**Extracted data:**
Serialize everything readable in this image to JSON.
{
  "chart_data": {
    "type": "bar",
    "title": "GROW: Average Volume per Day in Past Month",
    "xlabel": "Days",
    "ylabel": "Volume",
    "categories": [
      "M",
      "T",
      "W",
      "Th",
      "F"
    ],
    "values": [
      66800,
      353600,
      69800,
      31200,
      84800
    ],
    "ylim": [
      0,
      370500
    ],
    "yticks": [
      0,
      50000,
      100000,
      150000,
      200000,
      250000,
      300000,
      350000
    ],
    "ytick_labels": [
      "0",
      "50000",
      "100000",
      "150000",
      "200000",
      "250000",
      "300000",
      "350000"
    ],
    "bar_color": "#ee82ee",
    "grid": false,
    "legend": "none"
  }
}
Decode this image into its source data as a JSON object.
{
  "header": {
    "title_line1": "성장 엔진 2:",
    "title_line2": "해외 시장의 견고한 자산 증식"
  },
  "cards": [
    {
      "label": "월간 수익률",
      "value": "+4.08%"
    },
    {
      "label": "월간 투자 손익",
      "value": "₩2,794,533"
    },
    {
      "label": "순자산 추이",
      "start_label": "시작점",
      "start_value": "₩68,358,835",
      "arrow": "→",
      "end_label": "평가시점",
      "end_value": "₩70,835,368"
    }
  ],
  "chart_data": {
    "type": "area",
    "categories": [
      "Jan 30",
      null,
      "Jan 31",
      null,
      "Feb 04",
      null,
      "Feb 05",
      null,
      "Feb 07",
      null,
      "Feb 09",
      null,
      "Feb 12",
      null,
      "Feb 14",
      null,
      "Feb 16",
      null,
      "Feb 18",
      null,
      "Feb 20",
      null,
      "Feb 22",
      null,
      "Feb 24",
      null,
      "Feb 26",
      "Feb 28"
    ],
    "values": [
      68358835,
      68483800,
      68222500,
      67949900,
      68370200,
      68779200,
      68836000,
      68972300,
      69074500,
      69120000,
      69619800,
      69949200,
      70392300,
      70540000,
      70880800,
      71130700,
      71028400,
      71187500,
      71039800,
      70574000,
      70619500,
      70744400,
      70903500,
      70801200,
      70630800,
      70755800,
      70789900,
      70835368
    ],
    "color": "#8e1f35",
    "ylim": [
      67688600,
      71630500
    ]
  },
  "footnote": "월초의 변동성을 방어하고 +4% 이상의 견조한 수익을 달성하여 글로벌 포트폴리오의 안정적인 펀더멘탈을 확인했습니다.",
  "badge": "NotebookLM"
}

...

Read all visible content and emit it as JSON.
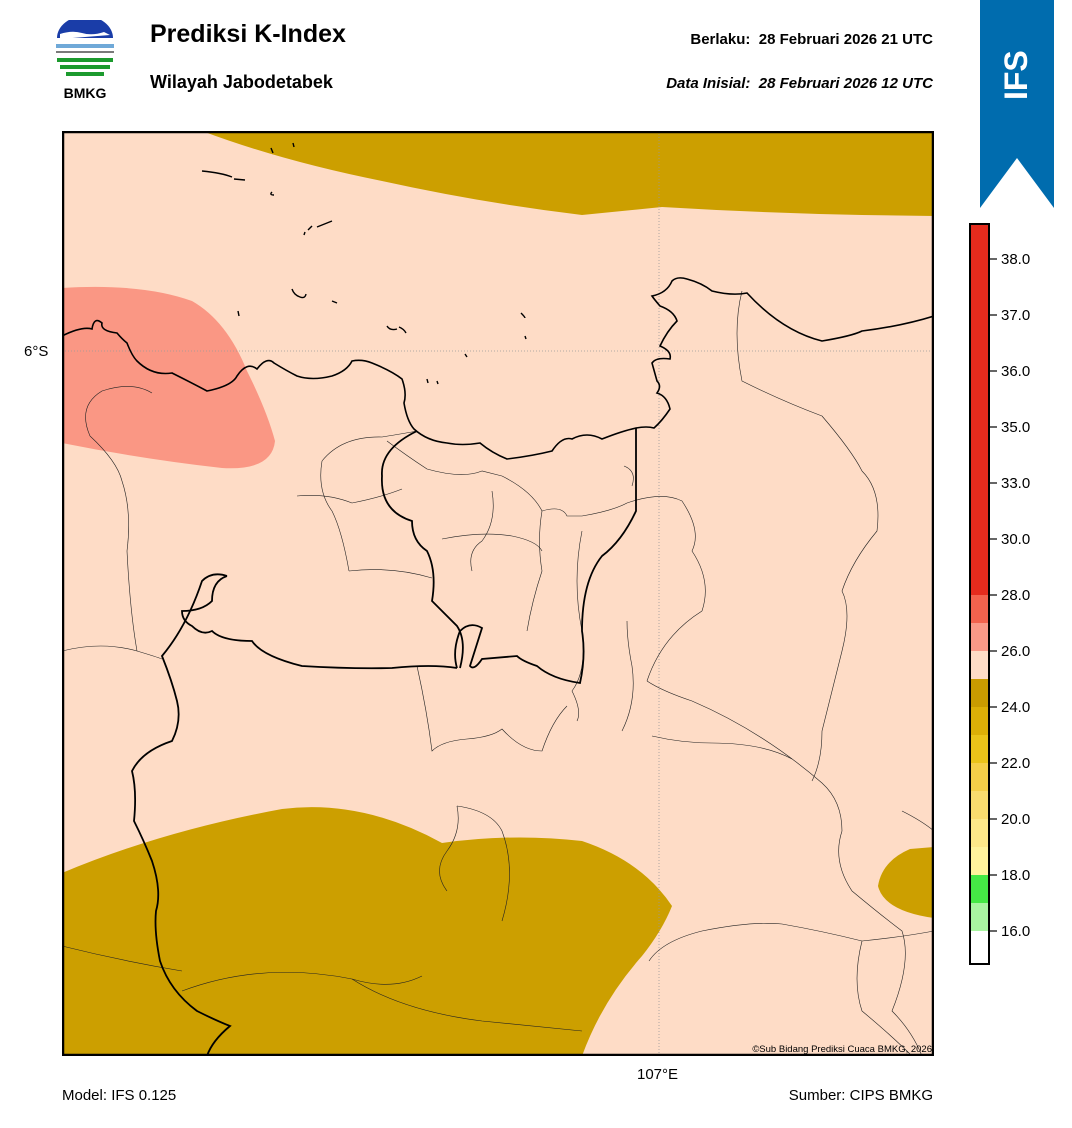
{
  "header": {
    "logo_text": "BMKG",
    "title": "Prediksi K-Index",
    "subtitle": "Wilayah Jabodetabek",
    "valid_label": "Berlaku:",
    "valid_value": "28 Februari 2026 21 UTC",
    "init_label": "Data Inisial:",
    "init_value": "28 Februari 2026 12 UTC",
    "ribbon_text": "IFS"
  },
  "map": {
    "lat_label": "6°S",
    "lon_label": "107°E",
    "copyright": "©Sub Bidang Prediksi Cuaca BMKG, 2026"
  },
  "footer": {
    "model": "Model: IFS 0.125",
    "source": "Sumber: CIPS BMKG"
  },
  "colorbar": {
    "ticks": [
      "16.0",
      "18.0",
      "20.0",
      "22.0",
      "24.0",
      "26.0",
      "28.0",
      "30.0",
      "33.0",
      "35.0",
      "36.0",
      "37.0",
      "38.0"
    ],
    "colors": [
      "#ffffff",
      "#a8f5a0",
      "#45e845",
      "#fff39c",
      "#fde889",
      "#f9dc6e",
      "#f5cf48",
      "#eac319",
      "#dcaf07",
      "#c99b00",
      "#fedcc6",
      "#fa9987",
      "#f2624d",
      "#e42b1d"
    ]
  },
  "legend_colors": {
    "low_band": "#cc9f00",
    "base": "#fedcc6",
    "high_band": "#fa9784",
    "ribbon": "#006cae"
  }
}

**Do this:**
Pull out every line of the entries that includes the word "Februari".

**Solution to this problem:**
    "valid_value": "28 Februari 2026 21 UTC",
    "init_value": "28 Februari 2026 12 UTC",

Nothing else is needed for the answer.